What needs to be done:
Copy out the items below, starting at the line with "For every button, label, input, icon, or" and continuing up to and including the line with "x-ticks: 4 8". Leave any pictures out of your copy.

Supplied records:

============================================================

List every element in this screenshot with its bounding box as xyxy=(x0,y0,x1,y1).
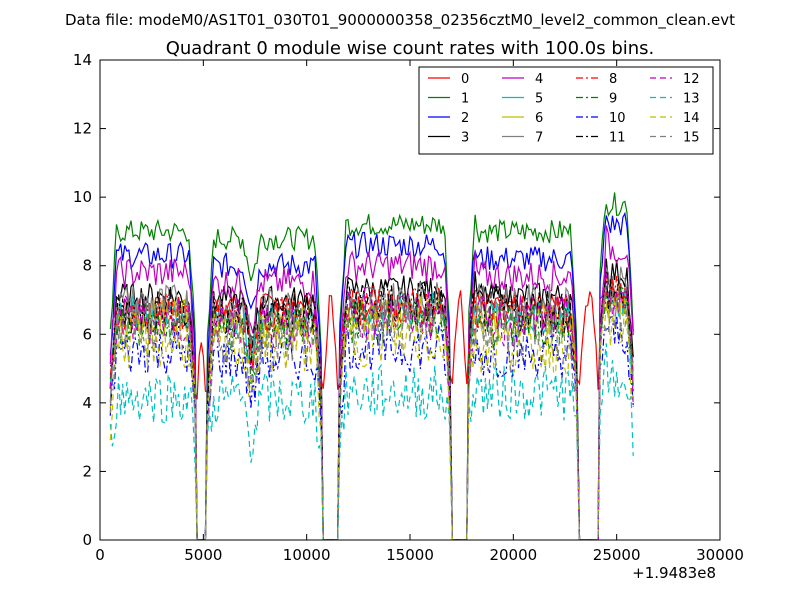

============================================================

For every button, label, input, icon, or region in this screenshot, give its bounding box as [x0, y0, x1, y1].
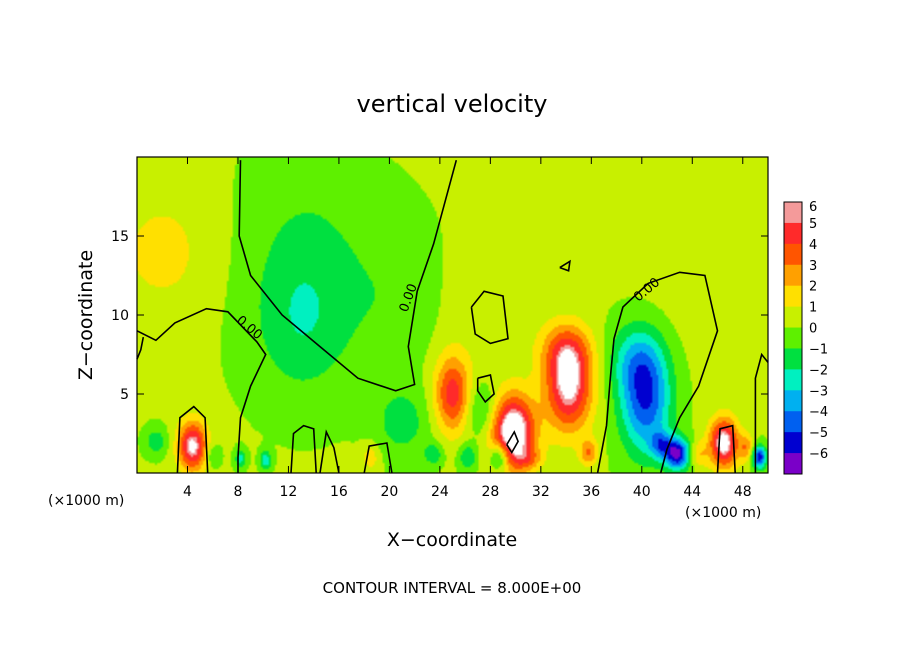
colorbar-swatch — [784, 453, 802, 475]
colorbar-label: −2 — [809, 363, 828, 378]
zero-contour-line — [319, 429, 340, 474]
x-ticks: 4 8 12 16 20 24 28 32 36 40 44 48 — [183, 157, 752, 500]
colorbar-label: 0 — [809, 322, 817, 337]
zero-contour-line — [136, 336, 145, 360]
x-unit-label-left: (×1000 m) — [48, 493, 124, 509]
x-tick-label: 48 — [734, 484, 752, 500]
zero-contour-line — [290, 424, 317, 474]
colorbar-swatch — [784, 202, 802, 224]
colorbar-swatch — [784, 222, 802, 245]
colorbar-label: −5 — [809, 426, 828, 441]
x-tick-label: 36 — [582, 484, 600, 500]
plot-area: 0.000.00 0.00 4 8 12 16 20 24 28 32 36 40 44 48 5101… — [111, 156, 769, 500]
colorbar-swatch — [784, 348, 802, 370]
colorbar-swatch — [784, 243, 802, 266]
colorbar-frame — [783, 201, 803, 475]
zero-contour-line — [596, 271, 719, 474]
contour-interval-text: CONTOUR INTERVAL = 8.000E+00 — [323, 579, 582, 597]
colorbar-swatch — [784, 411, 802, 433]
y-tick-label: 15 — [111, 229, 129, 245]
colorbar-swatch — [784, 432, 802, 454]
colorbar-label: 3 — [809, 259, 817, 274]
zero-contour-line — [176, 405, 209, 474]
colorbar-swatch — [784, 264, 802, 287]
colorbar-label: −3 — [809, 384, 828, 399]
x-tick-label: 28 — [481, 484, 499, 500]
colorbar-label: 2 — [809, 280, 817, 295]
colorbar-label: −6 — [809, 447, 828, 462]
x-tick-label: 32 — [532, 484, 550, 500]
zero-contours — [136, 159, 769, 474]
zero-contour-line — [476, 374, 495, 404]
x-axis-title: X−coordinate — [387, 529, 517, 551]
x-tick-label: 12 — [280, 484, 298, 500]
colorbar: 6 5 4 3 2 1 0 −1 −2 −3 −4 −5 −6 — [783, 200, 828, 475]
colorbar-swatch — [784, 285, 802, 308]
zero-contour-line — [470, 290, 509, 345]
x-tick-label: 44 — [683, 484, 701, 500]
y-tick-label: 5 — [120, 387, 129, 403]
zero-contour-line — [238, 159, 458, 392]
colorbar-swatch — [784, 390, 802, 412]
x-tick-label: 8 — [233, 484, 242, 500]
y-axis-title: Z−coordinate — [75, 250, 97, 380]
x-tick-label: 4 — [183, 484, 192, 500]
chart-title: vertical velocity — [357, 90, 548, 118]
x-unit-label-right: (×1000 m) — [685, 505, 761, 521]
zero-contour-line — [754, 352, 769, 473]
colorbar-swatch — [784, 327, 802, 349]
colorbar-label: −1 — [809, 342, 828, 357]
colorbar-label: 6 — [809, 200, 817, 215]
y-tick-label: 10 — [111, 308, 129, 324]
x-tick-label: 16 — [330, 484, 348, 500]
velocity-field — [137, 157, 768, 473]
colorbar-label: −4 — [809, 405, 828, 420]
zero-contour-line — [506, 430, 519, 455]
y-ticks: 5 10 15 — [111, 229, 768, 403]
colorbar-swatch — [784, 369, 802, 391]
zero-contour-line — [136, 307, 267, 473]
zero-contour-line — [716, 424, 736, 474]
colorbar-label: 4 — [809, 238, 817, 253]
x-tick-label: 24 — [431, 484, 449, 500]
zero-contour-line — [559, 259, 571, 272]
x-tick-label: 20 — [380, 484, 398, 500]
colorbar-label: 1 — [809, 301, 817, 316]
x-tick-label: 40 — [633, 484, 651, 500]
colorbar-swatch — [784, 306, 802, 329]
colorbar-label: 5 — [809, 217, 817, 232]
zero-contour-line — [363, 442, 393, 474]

============================================================

Response to the task:
For every button, label, input, icon, or region in this screenshot, give its bounding box as [x0, y0, x1, y1].
colorbar-swatch — [784, 453, 802, 475]
colorbar-label: −2 — [809, 363, 828, 378]
zero-contour-line — [319, 429, 340, 474]
x-ticks: 4 8 12 16 20 24 28 32 36 40 44 48 — [183, 157, 752, 500]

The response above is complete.